> _GOAL OF THE EXERCISE_: Reproduce the data exactly.

> _Figure record extracts_:

○ ○ ○ ○ ○

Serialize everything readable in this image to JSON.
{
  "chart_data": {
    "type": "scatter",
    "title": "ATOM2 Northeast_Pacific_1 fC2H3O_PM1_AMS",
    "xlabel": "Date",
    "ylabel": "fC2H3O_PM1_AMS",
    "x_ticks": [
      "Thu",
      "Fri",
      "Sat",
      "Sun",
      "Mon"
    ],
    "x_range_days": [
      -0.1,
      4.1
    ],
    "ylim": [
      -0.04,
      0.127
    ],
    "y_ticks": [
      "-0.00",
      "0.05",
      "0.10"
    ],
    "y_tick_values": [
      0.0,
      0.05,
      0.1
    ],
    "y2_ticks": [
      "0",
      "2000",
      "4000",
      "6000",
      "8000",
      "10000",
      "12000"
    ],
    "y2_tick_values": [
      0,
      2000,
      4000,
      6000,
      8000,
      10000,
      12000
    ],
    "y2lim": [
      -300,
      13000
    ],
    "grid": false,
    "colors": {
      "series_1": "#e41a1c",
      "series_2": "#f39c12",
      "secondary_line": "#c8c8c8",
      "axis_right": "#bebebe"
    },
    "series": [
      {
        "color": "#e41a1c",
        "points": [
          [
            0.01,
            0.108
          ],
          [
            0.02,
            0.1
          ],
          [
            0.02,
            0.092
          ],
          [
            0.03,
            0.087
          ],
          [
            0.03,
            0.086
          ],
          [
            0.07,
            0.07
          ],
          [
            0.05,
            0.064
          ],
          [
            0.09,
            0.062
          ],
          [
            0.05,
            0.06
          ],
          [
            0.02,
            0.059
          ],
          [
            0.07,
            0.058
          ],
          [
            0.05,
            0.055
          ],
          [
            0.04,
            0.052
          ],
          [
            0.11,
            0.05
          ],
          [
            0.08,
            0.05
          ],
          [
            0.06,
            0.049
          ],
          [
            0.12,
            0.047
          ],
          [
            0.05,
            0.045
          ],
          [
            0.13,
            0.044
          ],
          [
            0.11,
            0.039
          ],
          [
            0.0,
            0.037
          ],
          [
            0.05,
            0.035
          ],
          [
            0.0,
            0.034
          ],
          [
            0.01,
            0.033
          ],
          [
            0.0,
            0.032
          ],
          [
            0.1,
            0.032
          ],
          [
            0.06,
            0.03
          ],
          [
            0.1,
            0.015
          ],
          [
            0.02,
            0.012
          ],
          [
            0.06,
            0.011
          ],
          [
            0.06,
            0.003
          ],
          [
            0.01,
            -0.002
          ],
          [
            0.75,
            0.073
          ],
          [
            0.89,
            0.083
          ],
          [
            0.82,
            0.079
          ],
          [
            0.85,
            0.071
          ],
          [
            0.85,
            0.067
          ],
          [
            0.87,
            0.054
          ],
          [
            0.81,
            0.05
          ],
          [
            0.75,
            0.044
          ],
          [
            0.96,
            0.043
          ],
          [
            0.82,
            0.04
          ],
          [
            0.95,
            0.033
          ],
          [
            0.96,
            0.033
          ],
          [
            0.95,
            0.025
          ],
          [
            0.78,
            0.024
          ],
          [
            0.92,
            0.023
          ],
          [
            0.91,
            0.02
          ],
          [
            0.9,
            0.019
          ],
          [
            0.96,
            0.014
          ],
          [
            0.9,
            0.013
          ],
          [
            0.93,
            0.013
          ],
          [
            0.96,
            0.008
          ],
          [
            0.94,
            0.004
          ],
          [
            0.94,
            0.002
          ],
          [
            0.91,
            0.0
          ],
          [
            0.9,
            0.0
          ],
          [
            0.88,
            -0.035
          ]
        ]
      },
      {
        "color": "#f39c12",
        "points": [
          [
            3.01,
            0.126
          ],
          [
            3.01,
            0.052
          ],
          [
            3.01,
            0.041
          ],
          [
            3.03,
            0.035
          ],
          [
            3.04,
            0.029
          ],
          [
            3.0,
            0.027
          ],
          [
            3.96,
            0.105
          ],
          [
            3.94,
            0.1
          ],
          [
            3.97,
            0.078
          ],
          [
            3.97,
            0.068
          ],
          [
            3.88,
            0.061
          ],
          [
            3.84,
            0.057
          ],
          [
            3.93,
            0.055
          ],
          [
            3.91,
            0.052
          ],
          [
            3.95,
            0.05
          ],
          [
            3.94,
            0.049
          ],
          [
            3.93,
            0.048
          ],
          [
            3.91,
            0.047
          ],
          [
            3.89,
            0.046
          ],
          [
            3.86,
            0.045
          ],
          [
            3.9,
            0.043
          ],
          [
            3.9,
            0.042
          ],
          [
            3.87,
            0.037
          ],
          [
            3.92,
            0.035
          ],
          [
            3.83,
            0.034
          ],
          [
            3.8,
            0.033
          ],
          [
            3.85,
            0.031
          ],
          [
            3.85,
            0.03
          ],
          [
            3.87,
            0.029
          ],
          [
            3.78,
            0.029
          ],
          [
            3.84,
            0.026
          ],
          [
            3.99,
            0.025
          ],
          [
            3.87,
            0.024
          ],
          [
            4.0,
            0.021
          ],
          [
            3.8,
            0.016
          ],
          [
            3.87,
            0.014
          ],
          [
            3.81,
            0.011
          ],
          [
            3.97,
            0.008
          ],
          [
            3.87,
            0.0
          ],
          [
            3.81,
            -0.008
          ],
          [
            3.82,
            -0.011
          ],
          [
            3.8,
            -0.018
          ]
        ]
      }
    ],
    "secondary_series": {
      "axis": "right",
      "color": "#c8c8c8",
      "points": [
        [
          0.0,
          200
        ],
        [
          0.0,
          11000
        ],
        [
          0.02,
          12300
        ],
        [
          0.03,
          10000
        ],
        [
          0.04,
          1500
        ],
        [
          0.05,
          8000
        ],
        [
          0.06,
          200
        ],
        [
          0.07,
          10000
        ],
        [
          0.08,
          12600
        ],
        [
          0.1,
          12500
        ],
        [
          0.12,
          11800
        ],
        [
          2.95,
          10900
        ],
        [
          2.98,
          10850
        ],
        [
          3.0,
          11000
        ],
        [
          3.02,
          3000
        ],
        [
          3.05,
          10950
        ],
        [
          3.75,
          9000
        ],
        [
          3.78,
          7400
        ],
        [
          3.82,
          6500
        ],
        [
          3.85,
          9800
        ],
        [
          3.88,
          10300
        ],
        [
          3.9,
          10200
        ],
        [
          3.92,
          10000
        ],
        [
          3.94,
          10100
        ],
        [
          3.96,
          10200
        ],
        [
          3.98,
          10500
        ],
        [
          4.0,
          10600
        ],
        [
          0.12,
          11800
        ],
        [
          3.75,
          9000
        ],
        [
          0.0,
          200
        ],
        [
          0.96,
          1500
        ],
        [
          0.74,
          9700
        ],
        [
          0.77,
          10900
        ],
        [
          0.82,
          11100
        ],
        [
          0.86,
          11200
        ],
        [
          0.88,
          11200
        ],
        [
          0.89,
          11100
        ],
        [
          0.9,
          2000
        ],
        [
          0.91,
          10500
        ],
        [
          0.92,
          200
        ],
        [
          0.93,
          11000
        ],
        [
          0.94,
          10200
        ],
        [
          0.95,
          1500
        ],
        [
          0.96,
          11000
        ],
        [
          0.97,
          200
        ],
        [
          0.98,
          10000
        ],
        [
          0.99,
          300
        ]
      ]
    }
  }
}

○ ○ ○ ○ ○

> _RESPONSE TO THE EXERCISE_:
Serialize everything readable in this image to JSON.
{
  "chart_data": {
    "type": "scatter",
    "title": "ATOM2 Northeast_Pacific_1 fC2H3O_PM1_AMS",
    "xlabel": "Date",
    "ylabel": "fC2H3O_PM1_AMS",
    "x_ticks": [
      "Thu",
      "Fri",
      "Sat",
      "Sun",
      "Mon"
    ],
    "x_range_days": [
      -0.1,
      4.1
    ],
    "ylim": [
      -0.04,
      0.127
    ],
    "y_ticks": [
      "-0.00",
      "0.05",
      "0.10"
    ],
    "y_tick_values": [
      0.0,
      0.05,
      0.1
    ],
    "y2_ticks": [
      "0",
      "2000",
      "4000",
      "6000",
      "8000",
      "10000",
      "12000"
    ],
    "y2_tick_values": [
      0,
      2000,
      4000,
      6000,
      8000,
      10000,
      12000
    ],
    "y2lim": [
      -300,
      13000
    ],
    "grid": false,
    "colors": {
      "series_1": "#e41a1c",
      "series_2": "#f39c12",
      "secondary_line": "#c8c8c8",
      "axis_right": "#bebebe"
    },
    "series": [
      {
        "color": "#e41a1c",
        "points": [
          [
            0.01,
            0.108
          ],
          [
            0.02,
            0.1
          ],
          [
            0.02,
            0.092
          ],
          [
            0.03,
            0.087
          ],
          [
            0.03,
            0.086
          ],
          [
            0.07,
            0.07
          ],
          [
            0.05,
            0.064
          ],
          [
            0.09,
            0.062
          ],
          [
            0.05,
            0.06
          ],
          [
            0.02,
            0.059
          ],
          [
            0.07,
            0.058
          ],
          [
            0.05,
            0.055
          ],
          [
            0.04,
            0.052
          ],
          [
            0.11,
            0.05
          ],
          [
            0.08,
            0.05
          ],
          [
            0.06,
            0.049
          ],
          [
            0.12,
            0.047
          ],
          [
            0.05,
            0.045
          ],
          [
            0.13,
            0.044
          ],
          [
            0.11,
            0.039
          ],
          [
            0.0,
            0.037
          ],
          [
            0.05,
            0.035
          ],
          [
            0.0,
            0.034
          ],
          [
            0.01,
            0.033
          ],
          [
            0.0,
            0.032
          ],
          [
            0.1,
            0.032
          ],
          [
            0.06,
            0.03
          ],
          [
            0.1,
            0.015
          ],
          [
            0.02,
            0.012
          ],
          [
            0.06,
            0.011
          ],
          [
            0.06,
            0.003
          ],
          [
            0.01,
            -0.002
          ],
          [
            0.75,
            0.073
          ],
          [
            0.89,
            0.083
          ],
          [
            0.82,
            0.079
          ],
          [
            0.85,
            0.071
          ],
          [
            0.85,
            0.067
          ],
          [
            0.87,
            0.054
          ],
          [
            0.81,
            0.05
          ],
          [
            0.75,
            0.044
          ],
          [
            0.96,
            0.043
          ],
          [
            0.82,
            0.04
          ],
          [
            0.95,
            0.033
          ],
          [
            0.96,
            0.033
          ],
          [
            0.95,
            0.025
          ],
          [
            0.78,
            0.024
          ],
          [
            0.92,
            0.023
          ],
          [
            0.91,
            0.02
          ],
          [
            0.9,
            0.019
          ],
          [
            0.96,
            0.014
          ],
          [
            0.9,
            0.013
          ],
          [
            0.93,
            0.013
          ],
          [
            0.96,
            0.008
          ],
          [
            0.94,
            0.004
          ],
          [
            0.94,
            0.002
          ],
          [
            0.91,
            0.0
          ],
          [
            0.9,
            0.0
          ],
          [
            0.88,
            -0.035
          ]
        ]
      },
      {
        "color": "#f39c12",
        "points": [
          [
            3.01,
            0.126
          ],
          [
            3.01,
            0.052
          ],
          [
            3.01,
            0.041
          ],
          [
            3.03,
            0.035
          ],
          [
            3.04,
            0.029
          ],
          [
            3.0,
            0.027
          ],
          [
            3.96,
            0.105
          ],
          [
            3.94,
            0.1
          ],
          [
            3.97,
            0.078
          ],
          [
            3.97,
            0.068
          ],
          [
            3.88,
            0.061
          ],
          [
            3.84,
            0.057
          ],
          [
            3.93,
            0.055
          ],
          [
            3.91,
            0.052
          ],
          [
            3.95,
            0.05
          ],
          [
            3.94,
            0.049
          ],
          [
            3.93,
            0.048
          ],
          [
            3.91,
            0.047
          ],
          [
            3.89,
            0.046
          ],
          [
            3.86,
            0.045
          ],
          [
            3.9,
            0.043
          ],
          [
            3.9,
            0.042
          ],
          [
            3.87,
            0.037
          ],
          [
            3.92,
            0.035
          ],
          [
            3.83,
            0.034
          ],
          [
            3.8,
            0.033
          ],
          [
            3.85,
            0.031
          ],
          [
            3.85,
            0.03
          ],
          [
            3.87,
            0.029
          ],
          [
            3.78,
            0.029
          ],
          [
            3.84,
            0.026
          ],
          [
            3.99,
            0.025
          ],
          [
            3.87,
            0.024
          ],
          [
            4.0,
            0.021
          ],
          [
            3.8,
            0.016
          ],
          [
            3.87,
            0.014
          ],
          [
            3.81,
            0.011
          ],
          [
            3.97,
            0.008
          ],
          [
            3.87,
            0.0
          ],
          [
            3.81,
            -0.008
          ],
          [
            3.82,
            -0.011
          ],
          [
            3.8,
            -0.018
          ]
        ]
      }
    ],
    "secondary_series": {
      "axis": "right",
      "color": "#c8c8c8",
      "points": [
        [
          0.0,
          200
        ],
        [
          0.0,
          11000
        ],
        [
          0.02,
          12300
        ],
        [
          0.03,
          10000
        ],
        [
          0.04,
          1500
        ],
        [
          0.05,
          8000
        ],
        [
          0.06,
          200
        ],
        [
          0.07,
          10000
        ],
        [
          0.08,
          12600
        ],
        [
          0.1,
          12500
        ],
        [
          0.12,
          11800
        ],
        [
          2.95,
          10900
        ],
        [
          2.98,
          10850
        ],
        [
          3.0,
          11000
        ],
        [
          3.02,
          3000
        ],
        [
          3.05,
          10950
        ],
        [
          3.75,
          9000
        ],
        [
          3.78,
          7400
        ],
        [
          3.82,
          6500
        ],
        [
          3.85,
          9800
        ],
        [
          3.88,
          10300
        ],
        [
          3.9,
          10200
        ],
        [
          3.92,
          10000
        ],
        [
          3.94,
          10100
        ],
        [
          3.96,
          10200
        ],
        [
          3.98,
          10500
        ],
        [
          4.0,
          10600
        ],
        [
          0.12,
          11800
        ],
        [
          3.75,
          9000
        ],
        [
          0.0,
          200
        ],
        [
          0.96,
          1500
        ],
        [
          0.74,
          9700
        ],
        [
          0.77,
          10900
        ],
        [
          0.82,
          11100
        ],
        [
          0.86,
          11200
        ],
        [
          0.88,
          11200
        ],
        [
          0.89,
          11100
        ],
        [
          0.9,
          2000
        ],
        [
          0.91,
          10500
        ],
        [
          0.92,
          200
        ],
        [
          0.93,
          11000
        ],
        [
          0.94,
          10200
        ],
        [
          0.95,
          1500
        ],
        [
          0.96,
          11000
        ],
        [
          0.97,
          200
        ],
        [
          0.98,
          10000
        ],
        [
          0.99,
          300
        ]
      ]
    }
  }
}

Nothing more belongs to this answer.